_CHALLENGE_
Select and copy out every line in the records containing "this".
= = = =
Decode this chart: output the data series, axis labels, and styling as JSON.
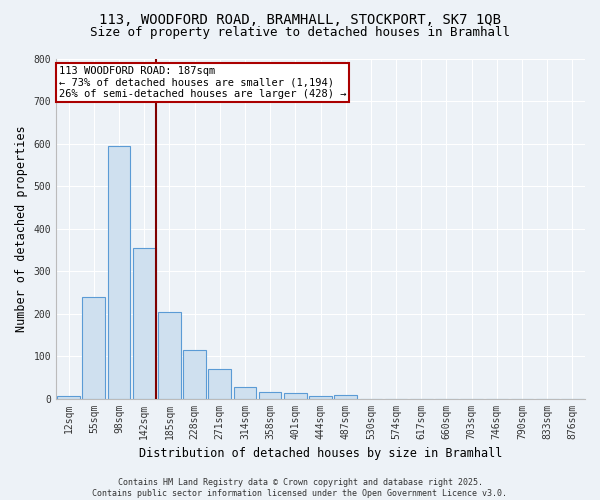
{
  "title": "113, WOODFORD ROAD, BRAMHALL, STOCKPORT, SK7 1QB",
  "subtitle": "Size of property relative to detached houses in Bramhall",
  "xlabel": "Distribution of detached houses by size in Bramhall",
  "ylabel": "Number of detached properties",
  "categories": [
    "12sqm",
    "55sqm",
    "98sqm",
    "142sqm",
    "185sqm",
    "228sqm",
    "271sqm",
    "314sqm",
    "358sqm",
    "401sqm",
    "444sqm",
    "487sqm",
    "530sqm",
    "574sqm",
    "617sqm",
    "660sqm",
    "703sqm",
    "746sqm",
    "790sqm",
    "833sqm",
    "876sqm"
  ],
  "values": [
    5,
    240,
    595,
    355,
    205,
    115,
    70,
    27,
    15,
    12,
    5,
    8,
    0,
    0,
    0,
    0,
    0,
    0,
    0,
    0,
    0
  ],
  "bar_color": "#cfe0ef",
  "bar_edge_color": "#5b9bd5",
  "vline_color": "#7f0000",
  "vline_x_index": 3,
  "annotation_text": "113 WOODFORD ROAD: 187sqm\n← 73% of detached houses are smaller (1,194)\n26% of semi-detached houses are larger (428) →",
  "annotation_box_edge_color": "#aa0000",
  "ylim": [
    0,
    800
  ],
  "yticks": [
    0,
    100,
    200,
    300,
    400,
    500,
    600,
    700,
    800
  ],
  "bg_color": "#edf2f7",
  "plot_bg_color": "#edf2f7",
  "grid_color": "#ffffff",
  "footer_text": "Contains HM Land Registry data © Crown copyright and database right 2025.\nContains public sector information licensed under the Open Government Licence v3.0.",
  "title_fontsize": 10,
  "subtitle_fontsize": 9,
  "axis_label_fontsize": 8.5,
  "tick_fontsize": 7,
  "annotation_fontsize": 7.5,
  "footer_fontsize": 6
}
= = = =
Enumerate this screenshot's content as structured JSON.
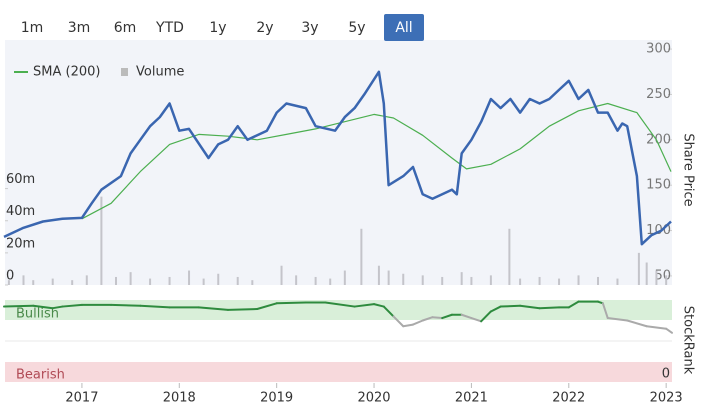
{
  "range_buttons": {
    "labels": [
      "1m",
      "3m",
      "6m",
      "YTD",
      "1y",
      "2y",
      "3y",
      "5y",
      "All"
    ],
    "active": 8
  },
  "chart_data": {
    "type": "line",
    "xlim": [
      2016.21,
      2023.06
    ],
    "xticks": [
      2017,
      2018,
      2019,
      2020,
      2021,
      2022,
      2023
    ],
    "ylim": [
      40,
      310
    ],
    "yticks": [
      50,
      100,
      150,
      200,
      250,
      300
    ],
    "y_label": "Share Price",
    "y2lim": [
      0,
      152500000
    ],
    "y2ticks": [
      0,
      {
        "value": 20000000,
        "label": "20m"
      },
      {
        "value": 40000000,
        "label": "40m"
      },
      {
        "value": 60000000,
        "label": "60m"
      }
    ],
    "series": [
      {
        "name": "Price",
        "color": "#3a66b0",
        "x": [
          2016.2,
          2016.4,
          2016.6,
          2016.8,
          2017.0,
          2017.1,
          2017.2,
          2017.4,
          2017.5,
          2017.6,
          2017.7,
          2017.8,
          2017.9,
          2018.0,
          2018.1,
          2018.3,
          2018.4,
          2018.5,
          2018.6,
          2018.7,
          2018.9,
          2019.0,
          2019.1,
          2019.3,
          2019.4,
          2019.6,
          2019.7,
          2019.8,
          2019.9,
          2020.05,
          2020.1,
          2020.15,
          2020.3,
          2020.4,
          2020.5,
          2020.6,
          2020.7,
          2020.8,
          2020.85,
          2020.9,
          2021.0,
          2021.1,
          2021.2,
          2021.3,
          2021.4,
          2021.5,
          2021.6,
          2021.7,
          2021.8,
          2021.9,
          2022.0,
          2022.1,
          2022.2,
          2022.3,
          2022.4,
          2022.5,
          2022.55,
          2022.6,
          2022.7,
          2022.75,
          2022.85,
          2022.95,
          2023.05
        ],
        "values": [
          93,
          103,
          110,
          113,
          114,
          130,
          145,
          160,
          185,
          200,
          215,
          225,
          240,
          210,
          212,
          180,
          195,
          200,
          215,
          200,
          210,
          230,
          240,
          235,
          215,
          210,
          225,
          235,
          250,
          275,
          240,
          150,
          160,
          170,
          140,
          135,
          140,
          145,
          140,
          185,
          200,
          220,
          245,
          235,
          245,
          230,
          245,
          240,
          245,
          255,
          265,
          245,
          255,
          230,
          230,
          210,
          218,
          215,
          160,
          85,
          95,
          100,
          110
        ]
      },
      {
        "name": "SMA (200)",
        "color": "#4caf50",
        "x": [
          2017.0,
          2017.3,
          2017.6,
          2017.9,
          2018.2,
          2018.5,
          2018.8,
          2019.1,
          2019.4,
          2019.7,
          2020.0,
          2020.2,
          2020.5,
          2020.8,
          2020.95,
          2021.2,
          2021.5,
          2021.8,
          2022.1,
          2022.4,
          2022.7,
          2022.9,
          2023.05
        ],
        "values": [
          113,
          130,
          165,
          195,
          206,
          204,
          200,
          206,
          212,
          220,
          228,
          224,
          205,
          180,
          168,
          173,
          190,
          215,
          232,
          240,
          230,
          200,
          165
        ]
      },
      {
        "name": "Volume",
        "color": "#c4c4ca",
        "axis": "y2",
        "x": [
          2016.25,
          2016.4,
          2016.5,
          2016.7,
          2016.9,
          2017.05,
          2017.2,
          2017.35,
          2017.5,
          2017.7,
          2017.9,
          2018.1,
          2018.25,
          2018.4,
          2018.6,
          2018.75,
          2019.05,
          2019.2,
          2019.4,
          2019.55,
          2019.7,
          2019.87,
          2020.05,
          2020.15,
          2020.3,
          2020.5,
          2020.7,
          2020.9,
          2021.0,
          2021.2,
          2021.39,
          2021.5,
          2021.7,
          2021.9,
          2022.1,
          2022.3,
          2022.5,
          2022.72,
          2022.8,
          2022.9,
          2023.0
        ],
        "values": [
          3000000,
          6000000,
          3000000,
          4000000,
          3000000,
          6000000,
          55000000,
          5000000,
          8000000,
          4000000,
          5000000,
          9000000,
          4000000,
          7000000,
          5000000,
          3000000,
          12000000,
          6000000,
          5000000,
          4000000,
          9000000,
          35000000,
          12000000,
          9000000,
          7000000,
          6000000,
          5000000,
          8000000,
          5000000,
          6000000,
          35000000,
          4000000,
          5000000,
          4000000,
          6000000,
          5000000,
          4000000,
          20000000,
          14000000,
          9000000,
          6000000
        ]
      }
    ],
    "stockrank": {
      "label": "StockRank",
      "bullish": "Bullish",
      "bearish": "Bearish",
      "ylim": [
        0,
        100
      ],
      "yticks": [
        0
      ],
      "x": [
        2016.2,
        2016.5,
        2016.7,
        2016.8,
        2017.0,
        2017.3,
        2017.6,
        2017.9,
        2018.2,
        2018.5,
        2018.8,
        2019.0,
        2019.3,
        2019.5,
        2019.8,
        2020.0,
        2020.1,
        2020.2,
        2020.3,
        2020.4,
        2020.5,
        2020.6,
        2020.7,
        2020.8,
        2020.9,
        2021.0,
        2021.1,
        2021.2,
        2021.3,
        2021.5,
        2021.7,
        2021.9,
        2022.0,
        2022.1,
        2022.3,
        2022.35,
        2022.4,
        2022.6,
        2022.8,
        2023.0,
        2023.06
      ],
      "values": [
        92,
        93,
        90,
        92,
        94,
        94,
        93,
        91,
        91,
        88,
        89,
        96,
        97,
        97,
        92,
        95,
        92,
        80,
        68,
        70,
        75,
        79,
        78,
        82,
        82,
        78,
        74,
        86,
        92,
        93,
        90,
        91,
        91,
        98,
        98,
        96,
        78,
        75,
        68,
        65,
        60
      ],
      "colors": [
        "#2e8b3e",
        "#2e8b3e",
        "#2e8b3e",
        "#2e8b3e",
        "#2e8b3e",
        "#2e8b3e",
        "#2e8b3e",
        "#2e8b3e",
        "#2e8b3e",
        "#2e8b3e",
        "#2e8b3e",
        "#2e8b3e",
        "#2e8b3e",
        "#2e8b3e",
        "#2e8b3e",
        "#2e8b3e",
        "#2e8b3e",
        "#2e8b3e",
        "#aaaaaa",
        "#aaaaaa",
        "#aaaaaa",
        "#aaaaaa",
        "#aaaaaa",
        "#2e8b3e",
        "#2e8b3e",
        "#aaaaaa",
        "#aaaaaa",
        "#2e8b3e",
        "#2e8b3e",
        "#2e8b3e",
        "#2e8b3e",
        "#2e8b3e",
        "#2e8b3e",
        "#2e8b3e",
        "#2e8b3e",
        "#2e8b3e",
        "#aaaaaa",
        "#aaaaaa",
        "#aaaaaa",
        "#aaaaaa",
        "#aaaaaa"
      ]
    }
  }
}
= = = =
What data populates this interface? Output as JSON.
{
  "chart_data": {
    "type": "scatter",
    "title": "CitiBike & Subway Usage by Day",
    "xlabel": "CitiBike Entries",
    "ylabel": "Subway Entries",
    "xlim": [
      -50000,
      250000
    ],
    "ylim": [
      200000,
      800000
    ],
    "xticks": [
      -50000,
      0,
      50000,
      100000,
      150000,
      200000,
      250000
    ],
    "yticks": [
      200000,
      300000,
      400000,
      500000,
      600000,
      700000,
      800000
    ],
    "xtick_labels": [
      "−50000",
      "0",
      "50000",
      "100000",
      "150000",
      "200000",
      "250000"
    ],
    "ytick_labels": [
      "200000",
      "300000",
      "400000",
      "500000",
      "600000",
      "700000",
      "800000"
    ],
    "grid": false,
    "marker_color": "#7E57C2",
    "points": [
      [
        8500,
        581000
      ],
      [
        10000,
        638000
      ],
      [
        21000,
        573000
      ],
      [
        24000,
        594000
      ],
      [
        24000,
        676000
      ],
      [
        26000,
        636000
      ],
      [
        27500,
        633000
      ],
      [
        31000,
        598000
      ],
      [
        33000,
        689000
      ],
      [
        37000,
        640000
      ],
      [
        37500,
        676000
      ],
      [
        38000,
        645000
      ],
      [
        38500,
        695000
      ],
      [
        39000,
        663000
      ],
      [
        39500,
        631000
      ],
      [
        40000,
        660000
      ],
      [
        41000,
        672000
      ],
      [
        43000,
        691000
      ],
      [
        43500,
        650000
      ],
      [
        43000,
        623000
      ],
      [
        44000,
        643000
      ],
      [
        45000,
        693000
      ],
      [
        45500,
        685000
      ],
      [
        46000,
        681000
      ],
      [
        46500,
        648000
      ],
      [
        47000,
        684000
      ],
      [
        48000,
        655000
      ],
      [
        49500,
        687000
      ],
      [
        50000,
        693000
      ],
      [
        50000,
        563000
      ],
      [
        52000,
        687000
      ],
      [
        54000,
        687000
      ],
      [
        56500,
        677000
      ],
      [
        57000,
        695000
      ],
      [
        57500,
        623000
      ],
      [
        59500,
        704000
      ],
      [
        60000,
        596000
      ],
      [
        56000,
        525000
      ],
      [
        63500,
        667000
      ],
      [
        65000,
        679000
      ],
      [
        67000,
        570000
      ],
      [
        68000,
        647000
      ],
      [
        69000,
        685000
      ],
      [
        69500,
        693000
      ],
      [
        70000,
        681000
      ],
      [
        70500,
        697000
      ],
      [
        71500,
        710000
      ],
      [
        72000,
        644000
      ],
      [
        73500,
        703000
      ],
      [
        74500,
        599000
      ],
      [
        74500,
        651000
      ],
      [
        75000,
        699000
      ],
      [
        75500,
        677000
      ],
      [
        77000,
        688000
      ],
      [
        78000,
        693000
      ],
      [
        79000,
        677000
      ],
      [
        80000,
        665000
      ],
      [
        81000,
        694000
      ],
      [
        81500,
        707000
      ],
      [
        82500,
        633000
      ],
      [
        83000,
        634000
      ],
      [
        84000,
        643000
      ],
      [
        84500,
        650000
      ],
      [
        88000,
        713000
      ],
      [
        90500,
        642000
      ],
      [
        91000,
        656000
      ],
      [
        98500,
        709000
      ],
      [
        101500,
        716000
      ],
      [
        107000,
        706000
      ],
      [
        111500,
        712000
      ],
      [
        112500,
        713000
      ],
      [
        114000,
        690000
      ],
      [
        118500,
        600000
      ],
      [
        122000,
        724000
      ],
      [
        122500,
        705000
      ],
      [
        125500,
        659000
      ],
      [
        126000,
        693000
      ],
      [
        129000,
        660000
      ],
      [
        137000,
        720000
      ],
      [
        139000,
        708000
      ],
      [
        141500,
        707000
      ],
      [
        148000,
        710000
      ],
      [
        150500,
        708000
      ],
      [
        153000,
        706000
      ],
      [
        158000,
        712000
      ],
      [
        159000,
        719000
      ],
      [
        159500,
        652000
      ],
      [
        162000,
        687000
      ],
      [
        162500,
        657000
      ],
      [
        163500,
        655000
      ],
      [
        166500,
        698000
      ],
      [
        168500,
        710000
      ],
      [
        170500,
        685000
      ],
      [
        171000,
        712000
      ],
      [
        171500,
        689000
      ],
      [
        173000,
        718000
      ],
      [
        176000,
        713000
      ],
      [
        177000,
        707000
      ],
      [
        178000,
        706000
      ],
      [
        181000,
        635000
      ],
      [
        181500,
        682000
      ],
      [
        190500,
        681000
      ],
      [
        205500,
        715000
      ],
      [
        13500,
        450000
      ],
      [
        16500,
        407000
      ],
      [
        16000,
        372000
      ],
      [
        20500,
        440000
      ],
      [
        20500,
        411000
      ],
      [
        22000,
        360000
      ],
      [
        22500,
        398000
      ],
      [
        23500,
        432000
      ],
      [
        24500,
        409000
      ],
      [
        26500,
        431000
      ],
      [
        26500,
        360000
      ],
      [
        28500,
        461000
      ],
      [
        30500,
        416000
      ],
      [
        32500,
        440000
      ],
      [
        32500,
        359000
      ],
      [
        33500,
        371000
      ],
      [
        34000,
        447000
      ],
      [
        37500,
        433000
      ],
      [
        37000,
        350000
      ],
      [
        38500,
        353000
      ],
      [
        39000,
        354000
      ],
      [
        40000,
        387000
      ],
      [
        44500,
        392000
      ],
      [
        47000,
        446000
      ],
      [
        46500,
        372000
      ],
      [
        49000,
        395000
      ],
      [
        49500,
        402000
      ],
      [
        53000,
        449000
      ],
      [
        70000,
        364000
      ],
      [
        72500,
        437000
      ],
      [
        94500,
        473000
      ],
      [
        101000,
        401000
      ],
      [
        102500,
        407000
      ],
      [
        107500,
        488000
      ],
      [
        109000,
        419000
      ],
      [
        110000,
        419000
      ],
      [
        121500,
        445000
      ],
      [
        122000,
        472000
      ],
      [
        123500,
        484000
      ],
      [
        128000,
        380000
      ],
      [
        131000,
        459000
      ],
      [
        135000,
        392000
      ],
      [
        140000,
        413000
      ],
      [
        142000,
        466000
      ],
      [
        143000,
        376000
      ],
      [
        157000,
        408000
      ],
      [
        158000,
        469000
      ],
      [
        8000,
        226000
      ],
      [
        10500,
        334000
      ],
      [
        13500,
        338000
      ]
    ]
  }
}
= = = =
_WRITTEN REPLY_
Decode this chart: output the data series, axis labels, and styling as JSON.
Enumerate this screenshot's content as structured JSON.
What data populates this interface? Output as JSON.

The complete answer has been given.